What you need to do – Copy the lines that follow, keeping every character the same.

== Materials provided

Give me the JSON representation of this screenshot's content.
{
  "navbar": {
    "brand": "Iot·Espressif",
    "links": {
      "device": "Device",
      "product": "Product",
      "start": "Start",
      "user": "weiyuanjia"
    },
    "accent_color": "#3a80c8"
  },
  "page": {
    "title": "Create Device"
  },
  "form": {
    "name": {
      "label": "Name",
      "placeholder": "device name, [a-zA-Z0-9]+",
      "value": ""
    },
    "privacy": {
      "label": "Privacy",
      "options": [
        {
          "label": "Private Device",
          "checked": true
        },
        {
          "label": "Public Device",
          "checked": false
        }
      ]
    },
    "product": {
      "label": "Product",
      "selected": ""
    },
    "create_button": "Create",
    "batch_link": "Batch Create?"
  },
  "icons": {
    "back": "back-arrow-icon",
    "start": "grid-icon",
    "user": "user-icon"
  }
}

====

Task output –
Give me the JSON representation of this screenshot's content.
{
  "navbar": {
    "brand": "Iot·Espressif",
    "links": {
      "device": "Device",
      "product": "Product",
      "start": "Start",
      "user": "weiyuanjia"
    },
    "accent_color": "#3a80c8"
  },
  "page": {
    "title": "Create Device"
  },
  "form": {
    "name": {
      "label": "Name",
      "placeholder": "device name, [a-zA-Z0-9]+",
      "value": ""
    },
    "privacy": {
      "label": "Privacy",
      "options": [
        {
          "label": "Private Device",
          "checked": true
        },
        {
          "label": "Public Device",
          "checked": false
        }
      ]
    },
    "product": {
      "label": "Product",
      "selected": ""
    },
    "create_button": "Create",
    "batch_link": "Batch Create?"
  },
  "icons": {
    "back": "back-arrow-icon",
    "start": "grid-icon",
    "user": "user-icon"
  }
}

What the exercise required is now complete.